▶ **THE REQUEST**:
Filter for the word "фамилия" and keep each matching line.

▶ **GIVEN DATA**:
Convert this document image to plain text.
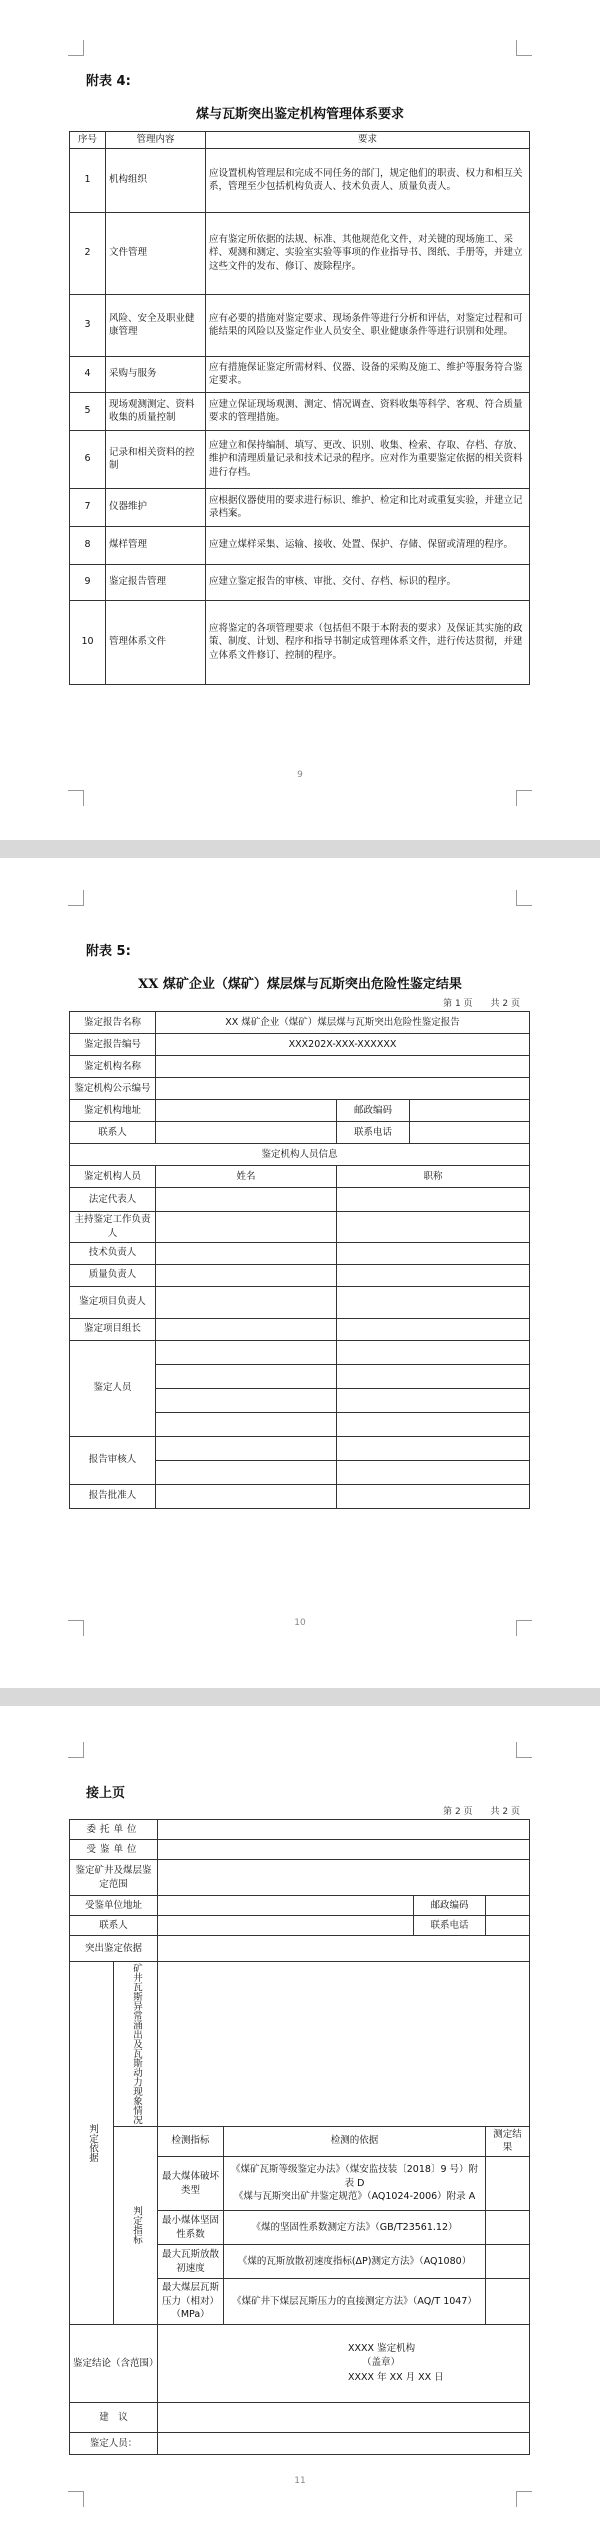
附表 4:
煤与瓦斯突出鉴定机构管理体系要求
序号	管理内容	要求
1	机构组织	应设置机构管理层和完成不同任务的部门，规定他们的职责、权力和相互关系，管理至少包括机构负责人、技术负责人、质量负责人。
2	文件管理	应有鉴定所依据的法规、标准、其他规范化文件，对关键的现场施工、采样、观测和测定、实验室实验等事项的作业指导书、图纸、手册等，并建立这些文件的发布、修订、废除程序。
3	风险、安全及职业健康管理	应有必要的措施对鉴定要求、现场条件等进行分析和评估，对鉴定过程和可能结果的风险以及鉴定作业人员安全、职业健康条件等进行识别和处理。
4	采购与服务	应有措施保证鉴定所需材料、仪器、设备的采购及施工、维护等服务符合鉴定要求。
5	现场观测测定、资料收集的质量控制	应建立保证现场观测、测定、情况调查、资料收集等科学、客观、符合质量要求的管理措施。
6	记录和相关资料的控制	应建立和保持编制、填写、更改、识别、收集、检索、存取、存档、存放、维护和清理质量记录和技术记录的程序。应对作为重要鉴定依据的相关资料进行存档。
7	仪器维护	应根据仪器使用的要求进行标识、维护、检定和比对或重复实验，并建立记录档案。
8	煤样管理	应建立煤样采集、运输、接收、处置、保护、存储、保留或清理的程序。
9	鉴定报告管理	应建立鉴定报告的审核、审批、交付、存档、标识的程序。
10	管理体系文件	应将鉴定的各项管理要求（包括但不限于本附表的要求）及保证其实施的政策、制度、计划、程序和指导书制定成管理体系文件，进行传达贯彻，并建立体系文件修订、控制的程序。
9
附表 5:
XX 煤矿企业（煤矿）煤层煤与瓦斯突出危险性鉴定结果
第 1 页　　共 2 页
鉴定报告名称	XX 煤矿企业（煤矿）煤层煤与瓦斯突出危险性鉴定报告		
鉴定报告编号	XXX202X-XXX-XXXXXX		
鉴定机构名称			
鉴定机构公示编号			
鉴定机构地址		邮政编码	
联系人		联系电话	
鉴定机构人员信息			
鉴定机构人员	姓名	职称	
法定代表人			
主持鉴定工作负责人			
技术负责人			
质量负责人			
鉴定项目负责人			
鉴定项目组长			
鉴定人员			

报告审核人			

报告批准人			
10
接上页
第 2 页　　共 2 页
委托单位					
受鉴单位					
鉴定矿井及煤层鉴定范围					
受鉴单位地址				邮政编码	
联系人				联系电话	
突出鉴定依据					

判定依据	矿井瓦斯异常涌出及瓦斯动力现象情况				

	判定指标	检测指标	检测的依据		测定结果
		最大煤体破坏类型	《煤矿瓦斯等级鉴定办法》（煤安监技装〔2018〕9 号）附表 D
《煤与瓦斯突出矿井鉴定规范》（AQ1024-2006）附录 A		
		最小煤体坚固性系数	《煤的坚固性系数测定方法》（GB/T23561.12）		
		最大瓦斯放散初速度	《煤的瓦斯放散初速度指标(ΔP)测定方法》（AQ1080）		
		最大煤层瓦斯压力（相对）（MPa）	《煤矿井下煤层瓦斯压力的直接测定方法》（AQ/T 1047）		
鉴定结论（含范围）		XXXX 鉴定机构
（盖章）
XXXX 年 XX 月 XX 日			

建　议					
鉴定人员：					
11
---
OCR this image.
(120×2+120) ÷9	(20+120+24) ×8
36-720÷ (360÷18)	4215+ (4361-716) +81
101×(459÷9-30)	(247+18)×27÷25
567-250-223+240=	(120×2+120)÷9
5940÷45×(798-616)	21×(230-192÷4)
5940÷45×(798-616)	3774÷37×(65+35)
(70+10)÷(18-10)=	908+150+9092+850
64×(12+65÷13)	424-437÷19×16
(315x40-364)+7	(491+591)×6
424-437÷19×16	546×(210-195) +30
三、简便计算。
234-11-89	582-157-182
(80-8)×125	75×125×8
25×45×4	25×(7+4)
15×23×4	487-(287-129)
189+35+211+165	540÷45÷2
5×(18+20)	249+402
---
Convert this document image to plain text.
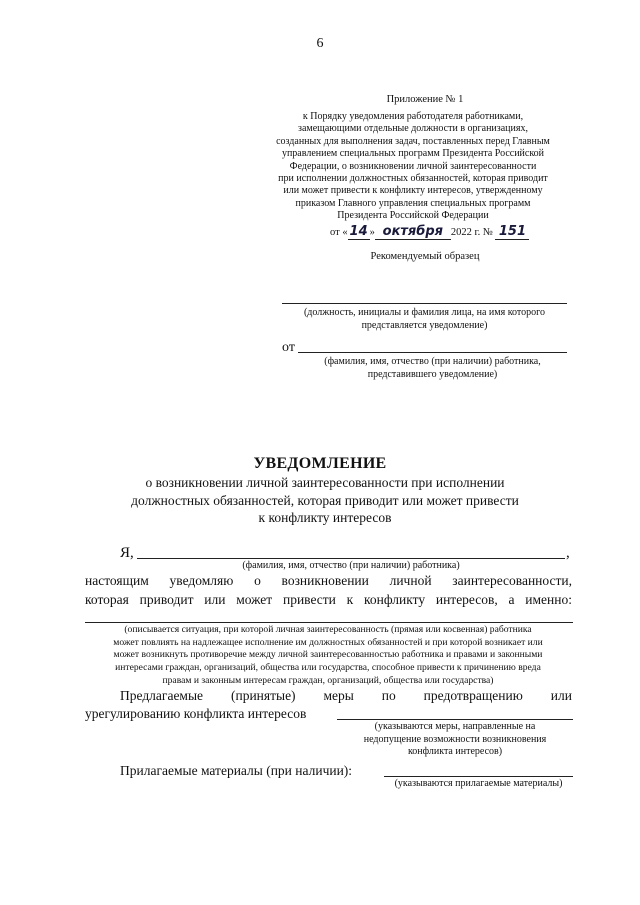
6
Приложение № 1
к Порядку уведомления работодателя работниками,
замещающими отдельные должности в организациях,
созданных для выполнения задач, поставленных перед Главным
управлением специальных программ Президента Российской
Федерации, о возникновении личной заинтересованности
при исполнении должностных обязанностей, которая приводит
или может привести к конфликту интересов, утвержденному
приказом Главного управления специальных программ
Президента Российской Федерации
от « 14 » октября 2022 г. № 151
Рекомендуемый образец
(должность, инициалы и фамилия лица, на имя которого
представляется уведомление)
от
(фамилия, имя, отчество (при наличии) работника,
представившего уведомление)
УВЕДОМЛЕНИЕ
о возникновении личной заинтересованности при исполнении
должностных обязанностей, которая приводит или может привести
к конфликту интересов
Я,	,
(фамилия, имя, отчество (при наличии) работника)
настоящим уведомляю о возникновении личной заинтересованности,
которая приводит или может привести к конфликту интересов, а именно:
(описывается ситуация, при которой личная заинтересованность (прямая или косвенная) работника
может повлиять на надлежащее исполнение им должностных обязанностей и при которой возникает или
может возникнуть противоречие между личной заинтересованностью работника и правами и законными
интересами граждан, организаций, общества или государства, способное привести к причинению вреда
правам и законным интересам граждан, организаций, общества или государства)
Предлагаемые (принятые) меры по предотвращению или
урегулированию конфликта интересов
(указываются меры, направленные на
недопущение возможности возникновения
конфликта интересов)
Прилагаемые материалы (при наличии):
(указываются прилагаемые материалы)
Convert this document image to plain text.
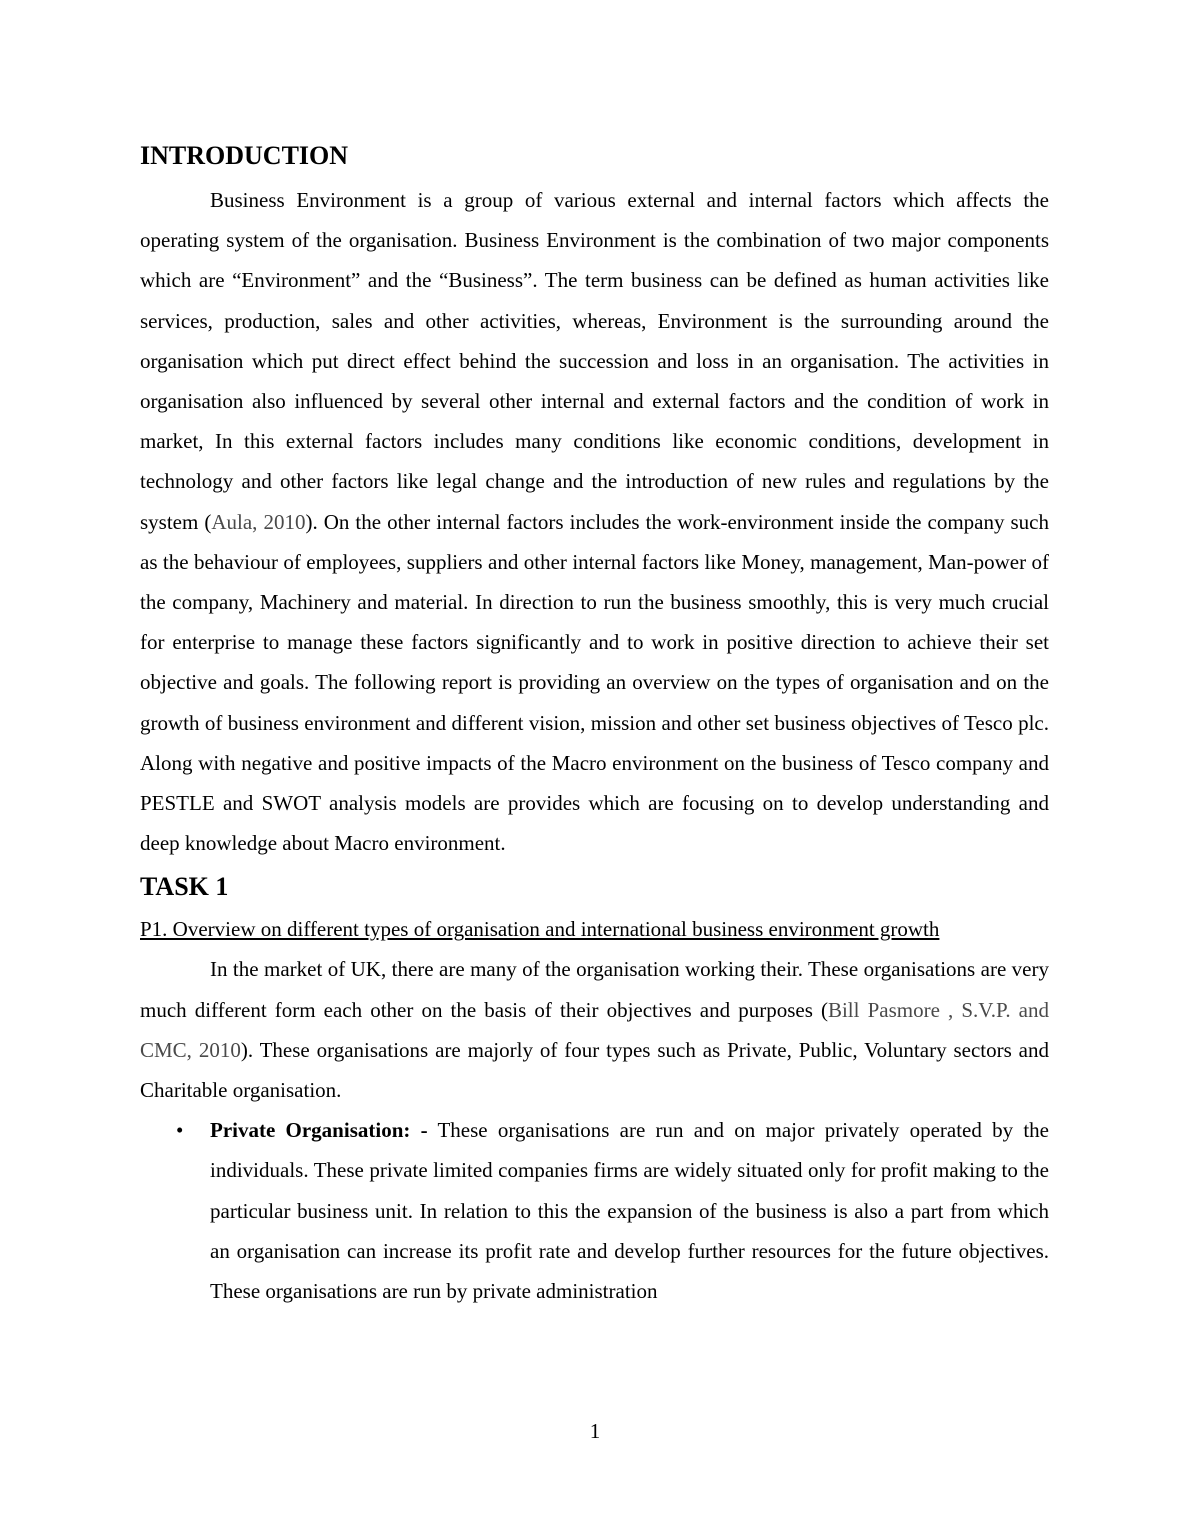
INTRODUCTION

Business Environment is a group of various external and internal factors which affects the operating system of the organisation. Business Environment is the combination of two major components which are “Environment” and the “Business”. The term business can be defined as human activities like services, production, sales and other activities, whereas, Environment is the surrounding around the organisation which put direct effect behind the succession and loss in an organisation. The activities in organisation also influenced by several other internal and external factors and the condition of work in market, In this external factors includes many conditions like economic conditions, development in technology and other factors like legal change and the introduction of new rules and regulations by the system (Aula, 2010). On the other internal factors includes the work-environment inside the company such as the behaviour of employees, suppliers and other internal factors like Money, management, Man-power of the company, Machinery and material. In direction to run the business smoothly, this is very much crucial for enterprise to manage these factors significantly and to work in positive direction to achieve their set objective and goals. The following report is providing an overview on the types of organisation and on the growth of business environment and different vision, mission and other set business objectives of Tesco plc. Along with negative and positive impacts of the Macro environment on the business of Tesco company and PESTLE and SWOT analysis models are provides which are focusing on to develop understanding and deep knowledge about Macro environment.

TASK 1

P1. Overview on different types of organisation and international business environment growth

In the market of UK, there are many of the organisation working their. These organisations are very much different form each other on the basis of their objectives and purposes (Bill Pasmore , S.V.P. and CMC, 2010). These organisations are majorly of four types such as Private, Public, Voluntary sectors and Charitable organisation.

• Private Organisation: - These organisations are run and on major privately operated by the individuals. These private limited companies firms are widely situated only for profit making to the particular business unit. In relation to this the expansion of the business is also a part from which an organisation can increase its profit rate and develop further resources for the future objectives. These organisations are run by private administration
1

▶ **WRITTEN ANSWER**:
(должность, инициалы и фамилия лица, на имя которого
(фамилия, имя, отчество (при наличии) работника,
(фамилия, имя, отчество (при наличии) работника)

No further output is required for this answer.